Data entries:
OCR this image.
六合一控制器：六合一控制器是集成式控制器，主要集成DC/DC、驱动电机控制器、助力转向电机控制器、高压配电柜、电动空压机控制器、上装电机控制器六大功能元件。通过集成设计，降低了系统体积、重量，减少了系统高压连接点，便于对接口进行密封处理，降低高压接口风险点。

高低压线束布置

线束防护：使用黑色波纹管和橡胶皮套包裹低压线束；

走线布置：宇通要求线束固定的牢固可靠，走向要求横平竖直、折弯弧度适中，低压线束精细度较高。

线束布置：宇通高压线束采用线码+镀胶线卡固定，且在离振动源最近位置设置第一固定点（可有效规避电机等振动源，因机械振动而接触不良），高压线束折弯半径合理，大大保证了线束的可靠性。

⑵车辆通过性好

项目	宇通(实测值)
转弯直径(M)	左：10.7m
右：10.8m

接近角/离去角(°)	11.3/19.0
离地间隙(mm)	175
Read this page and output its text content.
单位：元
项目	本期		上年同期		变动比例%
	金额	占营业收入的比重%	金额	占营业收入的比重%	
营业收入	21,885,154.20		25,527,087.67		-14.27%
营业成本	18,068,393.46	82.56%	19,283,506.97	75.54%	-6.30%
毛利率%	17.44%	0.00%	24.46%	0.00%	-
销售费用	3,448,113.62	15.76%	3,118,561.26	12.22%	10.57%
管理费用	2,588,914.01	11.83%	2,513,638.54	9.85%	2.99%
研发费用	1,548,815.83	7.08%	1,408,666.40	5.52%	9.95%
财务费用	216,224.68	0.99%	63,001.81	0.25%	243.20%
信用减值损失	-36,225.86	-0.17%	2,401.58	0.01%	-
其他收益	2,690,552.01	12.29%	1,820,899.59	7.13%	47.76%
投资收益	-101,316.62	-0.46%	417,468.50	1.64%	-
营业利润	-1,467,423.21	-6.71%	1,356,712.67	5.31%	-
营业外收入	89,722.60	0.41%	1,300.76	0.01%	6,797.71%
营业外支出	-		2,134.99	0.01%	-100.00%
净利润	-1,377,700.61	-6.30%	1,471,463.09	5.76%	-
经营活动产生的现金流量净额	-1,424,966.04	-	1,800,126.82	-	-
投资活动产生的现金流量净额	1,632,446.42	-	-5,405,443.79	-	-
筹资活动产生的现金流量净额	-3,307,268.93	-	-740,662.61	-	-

*Given exercise*: Repeat the lines above exactly.

*Expected output*:
OCR this image.
六合一控制器：六合一控制器是集成式控制器，主要集成DC/DC、驱动电机控制器、助力转向电机控制器、高压配电柜、电动空压机控制器、上装电机控制器六大功能元件。通过集成设计，降低了系统体积、重量，减少了系统高压连接点，便于对接口进行密封处理，降低高压接口风险点。

高低压线束布置

线束防护：使用黑色波纹管和橡胶皮套包裹低压线束；

走线布置：宇通要求线束固定的牢固可靠，走向要求横平竖直、折弯弧度适中，低压线束精细度较高。

线束布置：宇通高压线束采用线码+镀胶线卡固定，且在离振动源最近位置设置第一固定点（可有效规避电机等振动源，因机械振动而接触不良），高压线束折弯半径合理，大大保证了线束的可靠性。

⑵车辆通过性好

项目	宇通(实测值)
转弯直径(M)	左：10.7m
右：10.8m

接近角/离去角(°)	11.3/19.0
离地间隙(mm)	175
Read this page and output its text content.
单位：元
项目	本期		上年同期		变动比例%
	金额	占营业收入的比重%	金额	占营业收入的比重%	
营业收入	21,885,154.20		25,527,087.67		-14.27%
营业成本	18,068,393.46	82.56%	19,283,506.97	75.54%	-6.30%
毛利率%	17.44%	0.00%	24.46%	0.00%	-
销售费用	3,448,113.62	15.76%	3,118,561.26	12.22%	10.57%
管理费用	2,588,914.01	11.83%	2,513,638.54	9.85%	2.99%
研发费用	1,548,815.83	7.08%	1,408,666.40	5.52%	9.95%
财务费用	216,224.68	0.99%	63,001.81	0.25%	243.20%
信用减值损失	-36,225.86	-0.17%	2,401.58	0.01%	-
其他收益	2,690,552.01	12.29%	1,820,899.59	7.13%	47.76%
投资收益	-101,316.62	-0.46%	417,468.50	1.64%	-
营业利润	-1,467,423.21	-6.71%	1,356,712.67	5.31%	-
营业外收入	89,722.60	0.41%	1,300.76	0.01%	6,797.71%
营业外支出	-		2,134.99	0.01%	-100.00%
净利润	-1,377,700.61	-6.30%	1,471,463.09	5.76%	-
经营活动产生的现金流量净额	-1,424,966.04	-	1,800,126.82	-	-
投资活动产生的现金流量净额	1,632,446.42	-	-5,405,443.79	-	-
筹资活动产生的现金流量净额	-3,307,268.93	-	-740,662.61	-	-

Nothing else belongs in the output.